- **RECORD SET**:
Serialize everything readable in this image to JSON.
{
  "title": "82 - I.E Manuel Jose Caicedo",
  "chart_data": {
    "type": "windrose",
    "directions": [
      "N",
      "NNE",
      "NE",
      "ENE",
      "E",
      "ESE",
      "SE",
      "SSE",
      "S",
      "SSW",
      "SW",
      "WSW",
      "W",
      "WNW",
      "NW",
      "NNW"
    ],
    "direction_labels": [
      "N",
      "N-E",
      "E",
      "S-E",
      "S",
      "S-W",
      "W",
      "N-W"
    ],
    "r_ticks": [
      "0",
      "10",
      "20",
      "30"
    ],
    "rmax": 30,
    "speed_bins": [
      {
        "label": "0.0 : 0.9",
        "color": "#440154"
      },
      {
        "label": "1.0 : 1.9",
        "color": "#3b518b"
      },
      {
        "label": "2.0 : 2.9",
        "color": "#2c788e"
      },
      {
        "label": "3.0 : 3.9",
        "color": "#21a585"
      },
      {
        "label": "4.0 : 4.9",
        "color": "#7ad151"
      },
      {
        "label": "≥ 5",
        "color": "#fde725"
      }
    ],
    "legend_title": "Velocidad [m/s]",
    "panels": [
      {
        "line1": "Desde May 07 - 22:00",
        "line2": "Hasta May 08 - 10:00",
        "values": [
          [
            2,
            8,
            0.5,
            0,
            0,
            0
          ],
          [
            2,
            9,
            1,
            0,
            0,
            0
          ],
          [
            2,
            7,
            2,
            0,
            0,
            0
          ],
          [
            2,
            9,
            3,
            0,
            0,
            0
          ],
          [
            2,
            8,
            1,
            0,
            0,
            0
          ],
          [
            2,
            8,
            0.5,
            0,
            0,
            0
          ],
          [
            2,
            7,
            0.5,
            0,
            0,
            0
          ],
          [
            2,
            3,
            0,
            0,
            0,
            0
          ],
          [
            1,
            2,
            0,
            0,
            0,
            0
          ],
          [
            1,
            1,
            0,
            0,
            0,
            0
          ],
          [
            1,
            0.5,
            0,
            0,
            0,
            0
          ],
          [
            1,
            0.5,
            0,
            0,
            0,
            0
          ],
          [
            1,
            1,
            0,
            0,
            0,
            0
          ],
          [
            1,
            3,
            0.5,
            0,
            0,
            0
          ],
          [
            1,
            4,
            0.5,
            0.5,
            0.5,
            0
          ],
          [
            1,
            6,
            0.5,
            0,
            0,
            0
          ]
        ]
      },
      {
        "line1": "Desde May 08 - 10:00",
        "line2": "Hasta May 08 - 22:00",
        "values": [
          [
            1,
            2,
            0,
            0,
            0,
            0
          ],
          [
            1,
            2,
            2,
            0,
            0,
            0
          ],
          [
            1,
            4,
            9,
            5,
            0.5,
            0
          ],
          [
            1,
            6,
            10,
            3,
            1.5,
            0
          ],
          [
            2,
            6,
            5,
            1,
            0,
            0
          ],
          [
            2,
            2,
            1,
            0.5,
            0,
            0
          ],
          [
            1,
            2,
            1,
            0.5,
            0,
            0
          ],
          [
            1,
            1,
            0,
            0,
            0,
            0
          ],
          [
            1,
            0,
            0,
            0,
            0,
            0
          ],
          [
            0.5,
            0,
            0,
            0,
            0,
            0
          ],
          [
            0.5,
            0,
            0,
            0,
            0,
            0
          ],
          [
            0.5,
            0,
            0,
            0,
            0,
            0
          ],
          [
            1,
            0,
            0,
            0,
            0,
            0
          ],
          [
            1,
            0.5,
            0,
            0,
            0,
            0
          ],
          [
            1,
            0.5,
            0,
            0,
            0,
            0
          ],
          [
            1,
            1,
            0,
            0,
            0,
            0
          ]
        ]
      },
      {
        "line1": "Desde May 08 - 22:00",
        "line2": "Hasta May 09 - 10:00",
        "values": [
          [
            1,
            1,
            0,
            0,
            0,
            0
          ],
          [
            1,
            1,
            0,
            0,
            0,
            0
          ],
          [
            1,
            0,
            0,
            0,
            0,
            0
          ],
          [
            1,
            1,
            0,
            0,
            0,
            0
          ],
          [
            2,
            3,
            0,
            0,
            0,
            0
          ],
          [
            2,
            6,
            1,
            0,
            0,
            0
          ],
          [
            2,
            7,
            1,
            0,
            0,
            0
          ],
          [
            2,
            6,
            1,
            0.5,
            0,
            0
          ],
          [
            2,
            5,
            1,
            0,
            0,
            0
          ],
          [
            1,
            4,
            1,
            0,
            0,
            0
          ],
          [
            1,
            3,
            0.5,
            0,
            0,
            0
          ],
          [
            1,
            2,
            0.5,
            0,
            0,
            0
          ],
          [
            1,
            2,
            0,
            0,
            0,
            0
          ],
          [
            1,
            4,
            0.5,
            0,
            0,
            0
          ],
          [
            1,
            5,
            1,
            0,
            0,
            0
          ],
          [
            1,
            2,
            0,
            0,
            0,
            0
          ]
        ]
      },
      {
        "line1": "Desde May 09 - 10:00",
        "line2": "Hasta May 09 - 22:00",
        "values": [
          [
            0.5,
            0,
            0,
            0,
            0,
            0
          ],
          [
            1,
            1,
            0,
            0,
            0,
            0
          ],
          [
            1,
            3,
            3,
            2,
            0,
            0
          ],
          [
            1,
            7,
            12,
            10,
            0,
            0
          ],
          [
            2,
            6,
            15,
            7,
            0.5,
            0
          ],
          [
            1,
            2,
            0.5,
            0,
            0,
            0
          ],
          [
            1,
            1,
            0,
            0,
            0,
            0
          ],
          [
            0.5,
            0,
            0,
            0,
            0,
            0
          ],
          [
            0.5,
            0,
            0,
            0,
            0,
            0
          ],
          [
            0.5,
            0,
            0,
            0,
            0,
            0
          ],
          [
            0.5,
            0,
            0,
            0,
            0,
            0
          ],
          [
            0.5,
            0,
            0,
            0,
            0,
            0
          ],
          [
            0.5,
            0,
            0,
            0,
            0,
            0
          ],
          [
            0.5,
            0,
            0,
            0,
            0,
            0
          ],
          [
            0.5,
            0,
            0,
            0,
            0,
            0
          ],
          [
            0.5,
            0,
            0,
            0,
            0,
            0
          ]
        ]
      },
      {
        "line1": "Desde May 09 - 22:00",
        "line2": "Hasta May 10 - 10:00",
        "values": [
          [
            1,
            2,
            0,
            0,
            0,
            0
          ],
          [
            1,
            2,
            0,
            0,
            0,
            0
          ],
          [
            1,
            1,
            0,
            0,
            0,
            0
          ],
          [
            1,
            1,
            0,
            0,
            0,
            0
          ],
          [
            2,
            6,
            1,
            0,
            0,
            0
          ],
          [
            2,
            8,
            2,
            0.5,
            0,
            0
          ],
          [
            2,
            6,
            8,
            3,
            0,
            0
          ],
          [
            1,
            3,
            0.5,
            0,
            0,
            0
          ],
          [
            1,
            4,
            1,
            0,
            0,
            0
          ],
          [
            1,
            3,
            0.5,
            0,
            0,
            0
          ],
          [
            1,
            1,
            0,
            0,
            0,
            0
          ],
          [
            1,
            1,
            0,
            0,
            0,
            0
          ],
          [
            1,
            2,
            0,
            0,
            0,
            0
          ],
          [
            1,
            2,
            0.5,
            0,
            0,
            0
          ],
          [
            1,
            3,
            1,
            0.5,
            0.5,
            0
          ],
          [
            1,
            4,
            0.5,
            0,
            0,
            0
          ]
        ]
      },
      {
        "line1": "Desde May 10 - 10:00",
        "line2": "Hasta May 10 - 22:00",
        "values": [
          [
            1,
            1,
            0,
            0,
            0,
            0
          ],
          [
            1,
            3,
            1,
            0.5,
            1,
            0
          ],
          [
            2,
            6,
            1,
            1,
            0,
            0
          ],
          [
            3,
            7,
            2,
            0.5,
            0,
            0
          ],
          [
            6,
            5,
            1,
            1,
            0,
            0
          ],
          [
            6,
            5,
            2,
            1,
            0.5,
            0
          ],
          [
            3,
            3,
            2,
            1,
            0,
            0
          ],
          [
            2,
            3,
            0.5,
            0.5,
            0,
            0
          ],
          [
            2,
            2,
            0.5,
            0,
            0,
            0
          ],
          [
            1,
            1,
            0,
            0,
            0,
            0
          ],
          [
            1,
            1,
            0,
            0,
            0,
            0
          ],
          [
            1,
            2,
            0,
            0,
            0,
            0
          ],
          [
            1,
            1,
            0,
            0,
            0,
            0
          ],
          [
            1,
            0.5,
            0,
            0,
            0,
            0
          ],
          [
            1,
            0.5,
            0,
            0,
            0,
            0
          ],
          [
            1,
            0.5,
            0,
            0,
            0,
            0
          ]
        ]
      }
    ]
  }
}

- **GIVEN PROBLEM**: Out of the records, collect only those lines that contain the string "color".

- **REPLY TO THE EXERCISE**:
        "color": "#440154"
        "color": "#3b518b"
        "color": "#2c788e"
        "color": "#21a585"
        "color": "#7ad151"
        "color": "#fde725"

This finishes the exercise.